Find every line in the records below that holds the word "screenshot", and copy it out.

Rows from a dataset
* * * * *

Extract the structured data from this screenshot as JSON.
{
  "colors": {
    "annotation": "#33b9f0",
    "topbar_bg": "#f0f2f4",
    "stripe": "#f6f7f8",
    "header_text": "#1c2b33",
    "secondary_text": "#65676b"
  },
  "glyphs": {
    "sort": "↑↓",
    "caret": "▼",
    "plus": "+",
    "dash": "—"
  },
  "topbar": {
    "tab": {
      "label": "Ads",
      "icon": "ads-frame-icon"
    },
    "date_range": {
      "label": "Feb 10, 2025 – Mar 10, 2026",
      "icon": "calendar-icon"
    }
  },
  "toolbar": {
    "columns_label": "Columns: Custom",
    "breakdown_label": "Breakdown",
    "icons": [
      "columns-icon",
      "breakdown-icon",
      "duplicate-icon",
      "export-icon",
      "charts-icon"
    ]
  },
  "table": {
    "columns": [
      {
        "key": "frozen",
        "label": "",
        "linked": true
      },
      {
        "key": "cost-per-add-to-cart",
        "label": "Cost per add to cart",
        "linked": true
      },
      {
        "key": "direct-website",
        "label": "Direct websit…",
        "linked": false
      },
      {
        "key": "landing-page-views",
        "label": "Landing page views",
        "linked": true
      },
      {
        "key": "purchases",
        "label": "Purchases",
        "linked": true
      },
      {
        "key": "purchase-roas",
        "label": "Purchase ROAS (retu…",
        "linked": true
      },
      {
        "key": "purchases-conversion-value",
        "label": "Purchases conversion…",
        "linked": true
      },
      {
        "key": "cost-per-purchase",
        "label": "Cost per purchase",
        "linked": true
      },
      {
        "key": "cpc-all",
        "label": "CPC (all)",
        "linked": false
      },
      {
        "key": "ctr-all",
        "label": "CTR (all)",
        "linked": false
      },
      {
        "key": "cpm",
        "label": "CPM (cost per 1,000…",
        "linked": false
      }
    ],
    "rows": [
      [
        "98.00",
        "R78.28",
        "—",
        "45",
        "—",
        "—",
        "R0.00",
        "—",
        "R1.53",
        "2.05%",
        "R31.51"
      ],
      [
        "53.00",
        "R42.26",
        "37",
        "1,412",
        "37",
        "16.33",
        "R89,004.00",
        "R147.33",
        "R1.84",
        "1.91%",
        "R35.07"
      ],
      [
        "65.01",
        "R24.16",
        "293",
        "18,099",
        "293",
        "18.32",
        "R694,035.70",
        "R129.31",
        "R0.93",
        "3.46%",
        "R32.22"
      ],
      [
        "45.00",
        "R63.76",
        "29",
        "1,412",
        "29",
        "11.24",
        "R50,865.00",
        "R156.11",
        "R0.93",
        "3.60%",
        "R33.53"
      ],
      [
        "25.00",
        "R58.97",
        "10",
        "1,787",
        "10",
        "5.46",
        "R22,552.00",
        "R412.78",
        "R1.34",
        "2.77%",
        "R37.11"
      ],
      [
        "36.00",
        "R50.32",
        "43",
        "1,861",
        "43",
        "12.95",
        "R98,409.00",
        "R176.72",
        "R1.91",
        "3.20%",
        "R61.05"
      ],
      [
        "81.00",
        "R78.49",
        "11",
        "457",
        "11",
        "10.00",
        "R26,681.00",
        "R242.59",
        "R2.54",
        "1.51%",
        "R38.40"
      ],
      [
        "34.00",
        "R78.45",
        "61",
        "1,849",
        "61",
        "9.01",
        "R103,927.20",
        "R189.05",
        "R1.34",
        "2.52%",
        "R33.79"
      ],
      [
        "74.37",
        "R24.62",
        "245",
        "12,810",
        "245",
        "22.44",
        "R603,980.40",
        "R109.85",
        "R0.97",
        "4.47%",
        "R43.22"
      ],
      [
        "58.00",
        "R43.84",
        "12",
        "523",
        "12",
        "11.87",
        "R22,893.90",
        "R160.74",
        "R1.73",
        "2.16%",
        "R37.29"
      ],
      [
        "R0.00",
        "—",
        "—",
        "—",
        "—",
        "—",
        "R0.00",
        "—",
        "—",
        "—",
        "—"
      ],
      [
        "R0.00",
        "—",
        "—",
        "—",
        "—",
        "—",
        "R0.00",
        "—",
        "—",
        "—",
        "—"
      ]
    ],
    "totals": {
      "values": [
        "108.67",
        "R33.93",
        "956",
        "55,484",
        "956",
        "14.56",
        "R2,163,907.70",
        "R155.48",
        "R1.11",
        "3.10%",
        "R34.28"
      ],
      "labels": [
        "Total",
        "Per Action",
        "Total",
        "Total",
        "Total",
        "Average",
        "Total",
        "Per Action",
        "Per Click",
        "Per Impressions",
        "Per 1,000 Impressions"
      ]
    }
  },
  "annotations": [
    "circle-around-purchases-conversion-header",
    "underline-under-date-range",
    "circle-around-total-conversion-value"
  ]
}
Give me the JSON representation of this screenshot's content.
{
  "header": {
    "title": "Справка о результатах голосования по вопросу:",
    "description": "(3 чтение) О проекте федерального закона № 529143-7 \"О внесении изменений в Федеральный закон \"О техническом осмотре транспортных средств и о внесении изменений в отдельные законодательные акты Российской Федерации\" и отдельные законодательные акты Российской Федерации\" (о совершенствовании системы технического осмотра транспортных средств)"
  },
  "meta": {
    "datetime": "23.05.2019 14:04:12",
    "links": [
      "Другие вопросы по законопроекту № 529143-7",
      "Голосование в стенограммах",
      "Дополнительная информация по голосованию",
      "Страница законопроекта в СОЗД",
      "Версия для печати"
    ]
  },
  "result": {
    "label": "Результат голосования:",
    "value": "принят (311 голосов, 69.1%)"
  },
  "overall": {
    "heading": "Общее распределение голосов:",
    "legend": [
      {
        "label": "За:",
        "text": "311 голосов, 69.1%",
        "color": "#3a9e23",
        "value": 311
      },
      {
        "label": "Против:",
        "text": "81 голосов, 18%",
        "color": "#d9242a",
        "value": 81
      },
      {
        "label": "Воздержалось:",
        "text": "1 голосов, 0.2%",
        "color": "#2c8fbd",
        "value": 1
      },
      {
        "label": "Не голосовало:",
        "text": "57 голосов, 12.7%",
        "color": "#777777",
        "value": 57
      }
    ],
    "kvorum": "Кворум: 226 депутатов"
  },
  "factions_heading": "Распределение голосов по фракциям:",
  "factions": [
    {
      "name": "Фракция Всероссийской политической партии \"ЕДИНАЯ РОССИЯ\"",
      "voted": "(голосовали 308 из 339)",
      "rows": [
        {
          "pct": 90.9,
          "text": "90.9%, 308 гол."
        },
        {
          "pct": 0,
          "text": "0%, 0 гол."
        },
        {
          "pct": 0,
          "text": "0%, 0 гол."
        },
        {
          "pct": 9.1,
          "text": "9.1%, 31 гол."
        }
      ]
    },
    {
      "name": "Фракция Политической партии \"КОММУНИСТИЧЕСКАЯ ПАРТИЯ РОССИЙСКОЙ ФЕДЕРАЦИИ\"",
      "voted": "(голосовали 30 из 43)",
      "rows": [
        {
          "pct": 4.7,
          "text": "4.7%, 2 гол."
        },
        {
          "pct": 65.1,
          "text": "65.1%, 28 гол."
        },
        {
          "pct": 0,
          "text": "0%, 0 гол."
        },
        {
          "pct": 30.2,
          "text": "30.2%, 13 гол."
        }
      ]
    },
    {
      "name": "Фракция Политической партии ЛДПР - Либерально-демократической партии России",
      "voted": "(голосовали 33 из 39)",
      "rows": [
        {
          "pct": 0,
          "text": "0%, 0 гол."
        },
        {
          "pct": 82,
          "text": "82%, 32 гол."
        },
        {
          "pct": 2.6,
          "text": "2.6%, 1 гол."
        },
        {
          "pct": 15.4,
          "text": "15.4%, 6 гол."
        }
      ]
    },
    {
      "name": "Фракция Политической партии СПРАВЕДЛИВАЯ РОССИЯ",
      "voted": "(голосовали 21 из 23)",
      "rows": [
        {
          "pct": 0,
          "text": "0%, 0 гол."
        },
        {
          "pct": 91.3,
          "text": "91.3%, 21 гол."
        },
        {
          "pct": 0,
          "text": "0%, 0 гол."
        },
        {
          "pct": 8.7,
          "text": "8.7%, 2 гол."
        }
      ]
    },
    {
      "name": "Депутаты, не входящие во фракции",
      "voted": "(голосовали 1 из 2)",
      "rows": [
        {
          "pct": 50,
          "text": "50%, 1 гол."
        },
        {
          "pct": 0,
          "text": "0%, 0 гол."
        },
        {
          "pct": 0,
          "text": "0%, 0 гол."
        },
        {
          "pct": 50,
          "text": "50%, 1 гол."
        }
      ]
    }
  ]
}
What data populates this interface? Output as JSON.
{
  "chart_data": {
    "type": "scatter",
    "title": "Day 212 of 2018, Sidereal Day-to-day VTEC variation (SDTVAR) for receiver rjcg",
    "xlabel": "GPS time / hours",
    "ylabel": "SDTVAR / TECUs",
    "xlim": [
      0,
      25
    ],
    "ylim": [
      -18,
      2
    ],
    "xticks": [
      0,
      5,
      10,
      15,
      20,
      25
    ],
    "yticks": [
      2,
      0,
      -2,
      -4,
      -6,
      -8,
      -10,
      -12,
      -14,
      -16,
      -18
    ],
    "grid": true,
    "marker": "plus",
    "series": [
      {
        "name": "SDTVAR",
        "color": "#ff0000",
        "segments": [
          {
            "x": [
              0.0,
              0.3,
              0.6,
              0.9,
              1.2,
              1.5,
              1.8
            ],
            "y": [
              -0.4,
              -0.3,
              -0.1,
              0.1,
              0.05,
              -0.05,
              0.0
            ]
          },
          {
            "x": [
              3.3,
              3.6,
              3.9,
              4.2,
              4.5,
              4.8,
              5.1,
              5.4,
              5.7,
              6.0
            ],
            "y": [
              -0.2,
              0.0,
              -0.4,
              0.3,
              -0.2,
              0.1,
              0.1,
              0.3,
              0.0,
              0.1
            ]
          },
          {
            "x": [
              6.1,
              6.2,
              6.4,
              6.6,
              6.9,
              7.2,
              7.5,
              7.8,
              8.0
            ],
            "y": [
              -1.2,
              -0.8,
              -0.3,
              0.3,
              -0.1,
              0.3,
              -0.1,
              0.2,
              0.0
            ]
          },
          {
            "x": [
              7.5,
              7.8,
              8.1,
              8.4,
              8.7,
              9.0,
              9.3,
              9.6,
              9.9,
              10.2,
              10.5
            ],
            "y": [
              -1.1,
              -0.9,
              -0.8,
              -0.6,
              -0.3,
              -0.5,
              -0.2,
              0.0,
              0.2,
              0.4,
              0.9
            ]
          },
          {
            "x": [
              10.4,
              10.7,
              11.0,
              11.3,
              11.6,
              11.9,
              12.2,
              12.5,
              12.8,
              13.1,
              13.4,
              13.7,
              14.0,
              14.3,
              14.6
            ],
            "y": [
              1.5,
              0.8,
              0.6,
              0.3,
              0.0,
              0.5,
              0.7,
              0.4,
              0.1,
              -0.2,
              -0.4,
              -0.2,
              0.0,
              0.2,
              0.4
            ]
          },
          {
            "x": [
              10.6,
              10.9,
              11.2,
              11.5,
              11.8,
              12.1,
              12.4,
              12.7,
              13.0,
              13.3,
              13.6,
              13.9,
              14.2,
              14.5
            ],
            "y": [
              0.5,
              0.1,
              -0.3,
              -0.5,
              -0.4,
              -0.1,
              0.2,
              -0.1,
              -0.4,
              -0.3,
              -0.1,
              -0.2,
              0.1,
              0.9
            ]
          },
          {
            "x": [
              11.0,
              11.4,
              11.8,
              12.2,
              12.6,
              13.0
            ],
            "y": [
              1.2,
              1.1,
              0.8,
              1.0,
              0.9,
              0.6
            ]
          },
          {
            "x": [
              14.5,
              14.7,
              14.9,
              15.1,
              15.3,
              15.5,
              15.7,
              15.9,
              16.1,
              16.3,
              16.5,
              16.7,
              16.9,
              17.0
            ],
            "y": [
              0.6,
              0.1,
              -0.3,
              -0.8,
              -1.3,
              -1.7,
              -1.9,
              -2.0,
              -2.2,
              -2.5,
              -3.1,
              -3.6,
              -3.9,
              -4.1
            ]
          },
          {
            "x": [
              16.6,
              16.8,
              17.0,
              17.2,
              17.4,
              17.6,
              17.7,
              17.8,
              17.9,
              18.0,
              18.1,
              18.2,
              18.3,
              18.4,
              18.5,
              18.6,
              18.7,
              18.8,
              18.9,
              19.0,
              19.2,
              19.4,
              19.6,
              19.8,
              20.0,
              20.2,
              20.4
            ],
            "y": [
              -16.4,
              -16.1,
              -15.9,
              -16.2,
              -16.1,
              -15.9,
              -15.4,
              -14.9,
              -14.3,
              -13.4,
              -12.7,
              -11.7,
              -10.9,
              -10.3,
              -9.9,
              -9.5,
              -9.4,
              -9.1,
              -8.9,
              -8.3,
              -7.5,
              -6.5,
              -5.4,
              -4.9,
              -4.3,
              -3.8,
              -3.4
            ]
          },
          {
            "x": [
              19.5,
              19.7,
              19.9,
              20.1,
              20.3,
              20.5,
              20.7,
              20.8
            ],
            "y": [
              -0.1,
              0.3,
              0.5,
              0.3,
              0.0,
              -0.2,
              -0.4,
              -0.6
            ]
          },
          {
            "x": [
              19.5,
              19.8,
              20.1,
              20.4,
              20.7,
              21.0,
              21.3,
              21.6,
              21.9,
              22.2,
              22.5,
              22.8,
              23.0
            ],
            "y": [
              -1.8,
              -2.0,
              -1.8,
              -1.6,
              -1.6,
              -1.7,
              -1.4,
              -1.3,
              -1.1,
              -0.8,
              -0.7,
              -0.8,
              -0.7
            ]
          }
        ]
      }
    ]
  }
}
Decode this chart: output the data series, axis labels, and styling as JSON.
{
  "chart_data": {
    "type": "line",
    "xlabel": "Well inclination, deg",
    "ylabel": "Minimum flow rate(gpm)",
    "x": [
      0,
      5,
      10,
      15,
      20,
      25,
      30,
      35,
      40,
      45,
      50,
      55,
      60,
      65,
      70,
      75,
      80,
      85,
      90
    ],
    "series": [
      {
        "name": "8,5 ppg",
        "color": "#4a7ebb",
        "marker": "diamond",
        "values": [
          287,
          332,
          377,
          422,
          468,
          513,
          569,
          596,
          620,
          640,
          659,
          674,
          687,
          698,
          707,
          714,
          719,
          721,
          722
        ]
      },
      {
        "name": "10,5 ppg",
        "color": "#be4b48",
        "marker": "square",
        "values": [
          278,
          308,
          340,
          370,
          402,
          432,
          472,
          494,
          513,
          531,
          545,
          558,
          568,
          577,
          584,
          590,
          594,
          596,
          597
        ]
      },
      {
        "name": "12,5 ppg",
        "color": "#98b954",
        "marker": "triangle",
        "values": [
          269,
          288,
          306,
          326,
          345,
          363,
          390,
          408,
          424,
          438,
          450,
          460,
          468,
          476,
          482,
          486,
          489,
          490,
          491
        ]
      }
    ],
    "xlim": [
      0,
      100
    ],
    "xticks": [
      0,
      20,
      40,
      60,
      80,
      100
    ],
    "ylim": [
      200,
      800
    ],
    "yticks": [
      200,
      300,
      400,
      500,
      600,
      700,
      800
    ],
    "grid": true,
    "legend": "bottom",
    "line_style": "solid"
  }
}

* * * * *

## EXPECTED ANSWER:
Extract the structured data from this screenshot as JSON.
Give me the JSON representation of this screenshot's content.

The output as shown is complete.